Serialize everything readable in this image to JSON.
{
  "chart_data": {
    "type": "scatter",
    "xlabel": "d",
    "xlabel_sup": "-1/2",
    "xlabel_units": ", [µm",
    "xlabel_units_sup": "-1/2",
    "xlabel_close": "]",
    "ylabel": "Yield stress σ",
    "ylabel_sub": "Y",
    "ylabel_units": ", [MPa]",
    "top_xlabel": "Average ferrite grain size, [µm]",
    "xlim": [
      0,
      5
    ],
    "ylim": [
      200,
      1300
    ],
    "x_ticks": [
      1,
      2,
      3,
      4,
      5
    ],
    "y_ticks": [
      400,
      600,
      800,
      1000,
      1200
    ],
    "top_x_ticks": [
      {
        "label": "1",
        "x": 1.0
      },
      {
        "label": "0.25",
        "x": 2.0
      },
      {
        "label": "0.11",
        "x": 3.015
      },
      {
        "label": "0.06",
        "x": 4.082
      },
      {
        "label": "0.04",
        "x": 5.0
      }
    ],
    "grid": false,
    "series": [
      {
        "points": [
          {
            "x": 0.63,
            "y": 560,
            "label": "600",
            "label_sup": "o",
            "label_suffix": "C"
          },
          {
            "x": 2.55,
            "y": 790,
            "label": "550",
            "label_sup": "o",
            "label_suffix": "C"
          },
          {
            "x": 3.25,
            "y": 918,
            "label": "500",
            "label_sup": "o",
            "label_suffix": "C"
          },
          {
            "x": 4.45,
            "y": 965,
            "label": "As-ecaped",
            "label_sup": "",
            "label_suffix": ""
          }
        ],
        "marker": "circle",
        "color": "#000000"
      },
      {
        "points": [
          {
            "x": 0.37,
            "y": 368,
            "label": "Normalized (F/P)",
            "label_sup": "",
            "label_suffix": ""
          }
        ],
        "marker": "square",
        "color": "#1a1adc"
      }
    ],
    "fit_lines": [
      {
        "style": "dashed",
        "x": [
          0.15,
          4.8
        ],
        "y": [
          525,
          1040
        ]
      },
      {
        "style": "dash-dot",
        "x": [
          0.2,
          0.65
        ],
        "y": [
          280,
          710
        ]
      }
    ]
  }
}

========================

◆ Problem details ◆
Write the material out exactly, with nothing left out.

◆ Right answer ◆
Serialize everything readable in this image to JSON.
{
  "chart_data": {
    "type": "scatter",
    "xlabel": "d",
    "xlabel_sup": "-1/2",
    "xlabel_units": ", [µm",
    "xlabel_units_sup": "-1/2",
    "xlabel_close": "]",
    "ylabel": "Yield stress σ",
    "ylabel_sub": "Y",
    "ylabel_units": ", [MPa]",
    "top_xlabel": "Average ferrite grain size, [µm]",
    "xlim": [
      0,
      5
    ],
    "ylim": [
      200,
      1300
    ],
    "x_ticks": [
      1,
      2,
      3,
      4,
      5
    ],
    "y_ticks": [
      400,
      600,
      800,
      1000,
      1200
    ],
    "top_x_ticks": [
      {
        "label": "1",
        "x": 1.0
      },
      {
        "label": "0.25",
        "x": 2.0
      },
      {
        "label": "0.11",
        "x": 3.015
      },
      {
        "label": "0.06",
        "x": 4.082
      },
      {
        "label": "0.04",
        "x": 5.0
      }
    ],
    "grid": false,
    "series": [
      {
        "points": [
          {
            "x": 0.63,
            "y": 560,
            "label": "600",
            "label_sup": "o",
            "label_suffix": "C"
          },
          {
            "x": 2.55,
            "y": 790,
            "label": "550",
            "label_sup": "o",
            "label_suffix": "C"
          },
          {
            "x": 3.25,
            "y": 918,
            "label": "500",
            "label_sup": "o",
            "label_suffix": "C"
          },
          {
            "x": 4.45,
            "y": 965,
            "label": "As-ecaped",
            "label_sup": "",
            "label_suffix": ""
          }
        ],
        "marker": "circle",
        "color": "#000000"
      },
      {
        "points": [
          {
            "x": 0.37,
            "y": 368,
            "label": "Normalized (F/P)",
            "label_sup": "",
            "label_suffix": ""
          }
        ],
        "marker": "square",
        "color": "#1a1adc"
      }
    ],
    "fit_lines": [
      {
        "style": "dashed",
        "x": [
          0.15,
          4.8
        ],
        "y": [
          525,
          1040
        ]
      },
      {
        "style": "dash-dot",
        "x": [
          0.2,
          0.65
        ],
        "y": [
          280,
          710
        ]
      }
    ]
  }
}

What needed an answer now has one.